(Goals):
a. From the passage on Grossmann's reproduction schema, list each span of years it gives for a sum growing 10 per cent a year, together with how much the sum has grown by then.
b. Resume the passage on Grossmann's reproduction schema after its final sentence.

(Text passage):
GROSSMANN'S REPRODUCTION SCHEMA

Henryk Grossman linked his reproduction schema to that set out by Otto Bauer. He noticed that it is not possible to continue it indefinitely without it in time coming up against contradictions. This is very easy to see. Otto Bauer assumes a constant capital of 200,000 which grows each year by 10 per cent and a variable capital of 100,000 which grows each year by 5 per cent, with the rate of surplus value being assumed to be 100 per cent, i.e., the surplus value each year is equal to the variable capital. In accordance with the laws of mathematics, a sum which increases each year by 10 per cent doubles itself after 7 years, quadruples itself after 14 years, increases ten times after 23 years and a hundred times after 46 years. Thus the variable capital and the surplus value which in the first year were each equal to half the constant capital are after 46 years only equal to a twentieth of a constant capital which has grown enormously over the same period. The surplus value is therefore far from enough to ensure the 10 per cent annual growth of constant capital.

This does not result just from the rates of growth of 10 and 5 percent chosen by Bauer. For in fact under capitalism surplus value increases less rapidly than capital. It is a well-known fact that, because of this, the rate of profit must continually fall with the development of capitalism. Marx devoted many chapters to this fall in the rate of profit. If the rate of profit falls to 5 per cent the capital can no longer be increased by 10 per cent, for the increase in capital out of accumulated surplus value is necessarily smaller than the surplus value itself. The rate of accumulation evidently thus has the rate of profit as its higher limit (see Marx, Capital, Volume III, p. 236, where it is stated that "the rate of accumulation falls with the rate of profit"). The use of a fixed figure - 10 percent which was acceptable for a period of a few years as in Bauer, becomes unacceptable when the reproduction schema are continued over a long period.

[Stored data entries]
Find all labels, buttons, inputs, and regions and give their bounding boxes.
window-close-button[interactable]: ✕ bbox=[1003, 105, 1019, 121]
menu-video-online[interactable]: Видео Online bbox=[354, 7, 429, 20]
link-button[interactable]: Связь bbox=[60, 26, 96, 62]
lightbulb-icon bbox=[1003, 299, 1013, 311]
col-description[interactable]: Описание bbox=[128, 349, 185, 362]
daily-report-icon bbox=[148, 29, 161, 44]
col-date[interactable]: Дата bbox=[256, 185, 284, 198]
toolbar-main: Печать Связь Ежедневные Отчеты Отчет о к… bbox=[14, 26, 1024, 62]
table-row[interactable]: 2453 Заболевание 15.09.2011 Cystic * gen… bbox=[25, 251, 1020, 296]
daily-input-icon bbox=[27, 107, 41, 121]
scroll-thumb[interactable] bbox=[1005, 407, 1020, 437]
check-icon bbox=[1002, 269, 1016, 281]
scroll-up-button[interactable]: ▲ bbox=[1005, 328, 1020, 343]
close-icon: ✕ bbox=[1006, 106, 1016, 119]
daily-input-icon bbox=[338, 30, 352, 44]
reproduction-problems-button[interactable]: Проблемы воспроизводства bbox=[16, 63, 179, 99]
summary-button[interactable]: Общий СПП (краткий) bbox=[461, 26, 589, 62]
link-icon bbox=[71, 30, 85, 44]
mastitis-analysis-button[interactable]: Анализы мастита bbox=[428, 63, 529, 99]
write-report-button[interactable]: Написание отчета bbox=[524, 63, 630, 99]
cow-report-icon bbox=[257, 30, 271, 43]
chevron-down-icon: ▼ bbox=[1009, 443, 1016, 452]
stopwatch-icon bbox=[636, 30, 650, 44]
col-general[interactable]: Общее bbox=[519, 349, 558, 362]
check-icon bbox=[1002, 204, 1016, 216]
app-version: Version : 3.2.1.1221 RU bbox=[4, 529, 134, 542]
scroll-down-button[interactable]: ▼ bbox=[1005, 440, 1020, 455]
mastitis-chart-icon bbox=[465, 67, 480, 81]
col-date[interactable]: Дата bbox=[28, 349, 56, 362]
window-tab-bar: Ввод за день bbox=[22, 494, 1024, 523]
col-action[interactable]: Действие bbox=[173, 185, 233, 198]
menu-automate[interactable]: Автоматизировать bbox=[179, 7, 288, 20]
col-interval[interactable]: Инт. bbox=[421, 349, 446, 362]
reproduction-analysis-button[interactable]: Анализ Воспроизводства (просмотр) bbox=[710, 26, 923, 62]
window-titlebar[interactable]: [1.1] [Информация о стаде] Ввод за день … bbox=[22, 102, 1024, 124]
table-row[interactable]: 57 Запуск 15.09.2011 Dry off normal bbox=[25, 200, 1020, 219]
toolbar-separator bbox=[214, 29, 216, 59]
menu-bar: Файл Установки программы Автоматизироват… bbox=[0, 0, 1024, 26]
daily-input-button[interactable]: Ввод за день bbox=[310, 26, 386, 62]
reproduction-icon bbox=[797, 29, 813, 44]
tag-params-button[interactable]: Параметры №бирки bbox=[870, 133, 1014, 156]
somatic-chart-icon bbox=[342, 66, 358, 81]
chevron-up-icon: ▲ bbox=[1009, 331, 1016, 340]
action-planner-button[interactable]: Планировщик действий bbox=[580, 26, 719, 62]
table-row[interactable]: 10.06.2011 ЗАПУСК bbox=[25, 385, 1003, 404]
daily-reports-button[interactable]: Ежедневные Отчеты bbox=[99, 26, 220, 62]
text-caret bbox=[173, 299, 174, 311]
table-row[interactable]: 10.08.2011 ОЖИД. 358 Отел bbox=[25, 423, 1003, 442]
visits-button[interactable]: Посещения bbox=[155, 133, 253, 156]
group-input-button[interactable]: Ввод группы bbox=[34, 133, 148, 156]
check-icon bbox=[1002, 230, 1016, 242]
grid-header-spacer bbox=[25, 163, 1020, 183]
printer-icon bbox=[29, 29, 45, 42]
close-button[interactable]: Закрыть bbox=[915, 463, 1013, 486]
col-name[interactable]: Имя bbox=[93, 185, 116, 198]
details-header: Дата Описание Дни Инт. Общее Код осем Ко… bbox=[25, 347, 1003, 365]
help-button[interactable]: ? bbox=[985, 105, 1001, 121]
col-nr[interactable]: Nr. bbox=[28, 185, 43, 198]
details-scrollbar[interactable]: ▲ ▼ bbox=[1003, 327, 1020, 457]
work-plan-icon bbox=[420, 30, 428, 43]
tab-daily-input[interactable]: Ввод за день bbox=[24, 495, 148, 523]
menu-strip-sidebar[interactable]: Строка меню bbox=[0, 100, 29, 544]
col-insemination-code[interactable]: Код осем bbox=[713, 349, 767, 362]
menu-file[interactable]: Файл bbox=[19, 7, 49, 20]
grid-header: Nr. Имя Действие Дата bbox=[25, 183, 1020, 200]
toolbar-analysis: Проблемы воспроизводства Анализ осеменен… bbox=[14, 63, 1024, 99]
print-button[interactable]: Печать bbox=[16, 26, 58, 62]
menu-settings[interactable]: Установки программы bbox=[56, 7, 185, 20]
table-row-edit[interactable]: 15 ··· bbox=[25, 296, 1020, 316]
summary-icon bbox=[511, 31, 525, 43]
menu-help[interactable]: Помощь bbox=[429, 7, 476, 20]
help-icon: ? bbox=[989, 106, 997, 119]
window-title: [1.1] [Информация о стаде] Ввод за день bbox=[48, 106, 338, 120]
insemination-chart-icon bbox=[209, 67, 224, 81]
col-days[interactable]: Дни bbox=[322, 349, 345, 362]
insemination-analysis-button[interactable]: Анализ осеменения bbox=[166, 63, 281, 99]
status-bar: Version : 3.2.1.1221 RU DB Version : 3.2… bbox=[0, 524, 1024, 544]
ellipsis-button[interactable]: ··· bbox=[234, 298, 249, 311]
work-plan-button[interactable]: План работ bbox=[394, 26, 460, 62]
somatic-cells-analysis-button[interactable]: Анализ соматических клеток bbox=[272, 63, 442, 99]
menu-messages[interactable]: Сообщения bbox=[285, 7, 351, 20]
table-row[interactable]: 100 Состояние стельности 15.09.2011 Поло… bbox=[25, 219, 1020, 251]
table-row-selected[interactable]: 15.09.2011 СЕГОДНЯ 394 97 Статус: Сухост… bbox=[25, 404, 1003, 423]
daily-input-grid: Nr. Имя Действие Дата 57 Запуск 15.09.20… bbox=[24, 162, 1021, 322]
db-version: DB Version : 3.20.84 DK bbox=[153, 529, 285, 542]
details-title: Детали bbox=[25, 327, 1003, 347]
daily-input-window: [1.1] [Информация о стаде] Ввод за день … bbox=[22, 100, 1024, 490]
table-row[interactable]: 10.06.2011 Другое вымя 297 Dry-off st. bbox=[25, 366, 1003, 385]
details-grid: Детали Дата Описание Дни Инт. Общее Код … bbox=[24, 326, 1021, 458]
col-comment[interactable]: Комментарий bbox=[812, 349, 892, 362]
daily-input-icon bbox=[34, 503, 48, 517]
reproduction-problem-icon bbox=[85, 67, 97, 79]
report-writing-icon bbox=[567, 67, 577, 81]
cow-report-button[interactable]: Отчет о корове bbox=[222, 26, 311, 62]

(Results for each task):
a.
- 7 years: doubles
- 14 years: quadruples
- 23 years: increases ten times
- 46 years: increases a hundred times

b.
Yet Grossman, unconcerned, continues Bauer's schema year by year and believes that he is thereby reproducing real capitalism. He then finds the following figures for constant and variable capital, surplus value, the necessary accumulation and the amount remaining for the consumption of the capitalists (the figures have been rounded to the nearest thousand):


c v s accumulation k
Commencement 200 100 100 20+ 5= 25 75
After 20 years 1222 253 253 122+13=135 118
After 30 years 3170 412 412 317+21=338 74
After 34 years 4641 500 500 464+25=489 11
After 35 years 5106 525 525 510+26=536 -11

After 21 years the share of surplus value remaining for consumption begins to diminish; in the 34th it almost disappears and in the 35th it is even negative; the Shylock of constant capital pitilessly demands its pound of flesh, it wants to grow at 10 per cent, while the poor capitalists go hungry and keep nothing for their own consumption.

From the 35th year therefore accumulation - on the basis of the existing technical progress - cannot keep up with the pace of population growth. Accumulation would be too small and there would necessarily arise a reserve army which would have to grow each year (Grossmann, p. 126).
In such circumstances the capitalists do not think of continuing production. Or if they do, they don't do so; for, in view of the deficit of 11 in capital accumulation they would have to reduce production. (In fact they would have had to have done so before in view of their consumption expenses). A part of the workers therefore become unemployed; then a part of the capital becomes unused and the surplus value produced decreases; the mass of surplus value falls and a still greater deficit appears in accumulation, with a still greater increase in unemployment. This, then, is the economic collapse of capitalism. Capitalism becomes economically impossible. Thus does Grossmann solve the problem which he had set on page 79:

How, in what way, can accumulation lead to the collapse of capitalism?
Here we find presented what in the older Marxist literature was always treated as a stupid misunderstanding of opponents, for which the name `the big crash' was current. Without there being a revolutionary class to overcome and dispossess the bourgeoisie, the end of capitalism comes for purely economic reasons; the machine no longer works, it clogs up, production has become impossible. In Grossmann's words:

...with the progress of capital accumulation the whole mechanism, despite periodic interruptions, necessarily approaches nearer and nearer to its end....The tendency to collapse then wins the upper hand and makes itself felt absolutely as `the final crisis' (p. 140).
and, in a later passage:

...from our analysis it is clear that, although on our assumptions objectively necessary and although the moment when it will occur can be precisely calculated, the collapse of capitalism need not therefore result automatically by itself at the awaited moment and therefore need not be waited for purely passively (p. 601).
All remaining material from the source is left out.